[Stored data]
───
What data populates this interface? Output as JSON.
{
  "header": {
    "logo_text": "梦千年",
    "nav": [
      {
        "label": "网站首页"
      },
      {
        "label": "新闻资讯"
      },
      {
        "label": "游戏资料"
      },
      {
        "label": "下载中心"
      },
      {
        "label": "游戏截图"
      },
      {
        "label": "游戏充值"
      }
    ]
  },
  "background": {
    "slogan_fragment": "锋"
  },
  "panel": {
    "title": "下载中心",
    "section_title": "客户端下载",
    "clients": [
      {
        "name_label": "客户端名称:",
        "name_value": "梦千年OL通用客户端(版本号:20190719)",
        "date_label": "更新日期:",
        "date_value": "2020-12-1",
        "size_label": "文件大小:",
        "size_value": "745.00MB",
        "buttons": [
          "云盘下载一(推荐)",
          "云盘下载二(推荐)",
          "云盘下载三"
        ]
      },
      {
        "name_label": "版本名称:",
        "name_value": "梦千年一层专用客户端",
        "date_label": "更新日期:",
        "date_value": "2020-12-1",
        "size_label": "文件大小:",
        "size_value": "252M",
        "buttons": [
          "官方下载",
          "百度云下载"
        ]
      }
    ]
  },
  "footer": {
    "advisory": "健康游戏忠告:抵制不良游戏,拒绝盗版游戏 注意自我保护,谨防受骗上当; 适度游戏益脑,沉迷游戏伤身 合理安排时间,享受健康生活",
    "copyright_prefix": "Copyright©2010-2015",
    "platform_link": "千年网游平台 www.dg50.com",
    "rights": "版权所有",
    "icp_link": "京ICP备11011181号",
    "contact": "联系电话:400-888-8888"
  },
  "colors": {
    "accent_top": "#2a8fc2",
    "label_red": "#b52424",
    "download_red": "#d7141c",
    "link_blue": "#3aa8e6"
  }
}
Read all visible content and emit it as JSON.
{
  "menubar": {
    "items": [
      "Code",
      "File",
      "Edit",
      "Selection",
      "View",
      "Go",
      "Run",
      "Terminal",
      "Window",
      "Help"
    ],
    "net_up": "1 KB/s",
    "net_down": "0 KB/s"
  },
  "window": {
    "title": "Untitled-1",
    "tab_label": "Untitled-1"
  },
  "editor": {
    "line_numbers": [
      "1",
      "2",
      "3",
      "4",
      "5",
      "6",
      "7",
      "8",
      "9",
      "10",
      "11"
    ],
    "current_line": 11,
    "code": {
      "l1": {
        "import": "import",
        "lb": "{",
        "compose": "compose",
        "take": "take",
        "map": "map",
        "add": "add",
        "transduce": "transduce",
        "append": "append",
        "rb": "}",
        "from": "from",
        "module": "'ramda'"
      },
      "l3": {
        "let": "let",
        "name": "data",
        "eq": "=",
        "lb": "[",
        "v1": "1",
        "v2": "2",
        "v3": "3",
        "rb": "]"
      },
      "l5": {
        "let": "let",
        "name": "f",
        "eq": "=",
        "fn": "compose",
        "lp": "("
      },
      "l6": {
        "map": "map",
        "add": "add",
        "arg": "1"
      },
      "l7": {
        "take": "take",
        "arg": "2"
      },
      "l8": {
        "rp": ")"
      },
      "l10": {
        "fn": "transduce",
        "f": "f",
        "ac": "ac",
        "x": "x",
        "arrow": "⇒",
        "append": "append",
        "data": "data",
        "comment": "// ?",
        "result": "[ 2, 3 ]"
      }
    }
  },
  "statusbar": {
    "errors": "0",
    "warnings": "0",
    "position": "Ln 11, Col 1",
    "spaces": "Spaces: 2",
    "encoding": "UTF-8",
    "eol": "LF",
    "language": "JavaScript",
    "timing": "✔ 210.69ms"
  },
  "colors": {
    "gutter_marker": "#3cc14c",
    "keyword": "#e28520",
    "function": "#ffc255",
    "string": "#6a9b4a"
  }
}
───
Work to be completed | Restate all of the entries exactly, please.

Result below |
What data populates this interface? Output as JSON.
{
  "header": {
    "logo_text": "梦千年",
    "nav": [
      {
        "label": "网站首页"
      },
      {
        "label": "新闻资讯"
      },
      {
        "label": "游戏资料"
      },
      {
        "label": "下载中心"
      },
      {
        "label": "游戏截图"
      },
      {
        "label": "游戏充值"
      }
    ]
  },
  "background": {
    "slogan_fragment": "锋"
  },
  "panel": {
    "title": "下载中心",
    "section_title": "客户端下载",
    "clients": [
      {
        "name_label": "客户端名称:",
        "name_value": "梦千年OL通用客户端(版本号:20190719)",
        "date_label": "更新日期:",
        "date_value": "2020-12-1",
        "size_label": "文件大小:",
        "size_value": "745.00MB",
        "buttons": [
          "云盘下载一(推荐)",
          "云盘下载二(推荐)",
          "云盘下载三"
        ]
      },
      {
        "name_label": "版本名称:",
        "name_value": "梦千年一层专用客户端",
        "date_label": "更新日期:",
        "date_value": "2020-12-1",
        "size_label": "文件大小:",
        "size_value": "252M",
        "buttons": [
          "官方下载",
          "百度云下载"
        ]
      }
    ]
  },
  "footer": {
    "advisory": "健康游戏忠告:抵制不良游戏,拒绝盗版游戏 注意自我保护,谨防受骗上当; 适度游戏益脑,沉迷游戏伤身 合理安排时间,享受健康生活",
    "copyright_prefix": "Copyright©2010-2015",
    "platform_link": "千年网游平台 www.dg50.com",
    "rights": "版权所有",
    "icp_link": "京ICP备11011181号",
    "contact": "联系电话:400-888-8888"
  },
  "colors": {
    "accent_top": "#2a8fc2",
    "label_red": "#b52424",
    "download_red": "#d7141c",
    "link_blue": "#3aa8e6"
  }
}
Read all visible content and emit it as JSON.
{
  "menubar": {
    "items": [
      "Code",
      "File",
      "Edit",
      "Selection",
      "View",
      "Go",
      "Run",
      "Terminal",
      "Window",
      "Help"
    ],
    "net_up": "1 KB/s",
    "net_down": "0 KB/s"
  },
  "window": {
    "title": "Untitled-1",
    "tab_label": "Untitled-1"
  },
  "editor": {
    "line_numbers": [
      "1",
      "2",
      "3",
      "4",
      "5",
      "6",
      "7",
      "8",
      "9",
      "10",
      "11"
    ],
    "current_line": 11,
    "code": {
      "l1": {
        "import": "import",
        "lb": "{",
        "compose": "compose",
        "take": "take",
        "map": "map",
        "add": "add",
        "transduce": "transduce",
        "append": "append",
        "rb": "}",
        "from": "from",
        "module": "'ramda'"
      },
      "l3": {
        "let": "let",
        "name": "data",
        "eq": "=",
        "lb": "[",
        "v1": "1",
        "v2": "2",
        "v3": "3",
        "rb": "]"
      },
      "l5": {
        "let": "let",
        "name": "f",
        "eq": "=",
        "fn": "compose",
        "lp": "("
      },
      "l6": {
        "map": "map",
        "add": "add",
        "arg": "1"
      },
      "l7": {
        "take": "take",
        "arg": "2"
      },
      "l8": {
        "rp": ")"
      },
      "l10": {
        "fn": "transduce",
        "f": "f",
        "ac": "ac",
        "x": "x",
        "arrow": "⇒",
        "append": "append",
        "data": "data",
        "comment": "// ?",
        "result": "[ 2, 3 ]"
      }
    }
  },
  "statusbar": {
    "errors": "0",
    "warnings": "0",
    "position": "Ln 11, Col 1",
    "spaces": "Spaces: 2",
    "encoding": "UTF-8",
    "eol": "LF",
    "language": "JavaScript",
    "timing": "✔ 210.69ms"
  },
  "colors": {
    "gutter_marker": "#3cc14c",
    "keyword": "#e28520",
    "function": "#ffc255",
    "string": "#6a9b4a"
  }
}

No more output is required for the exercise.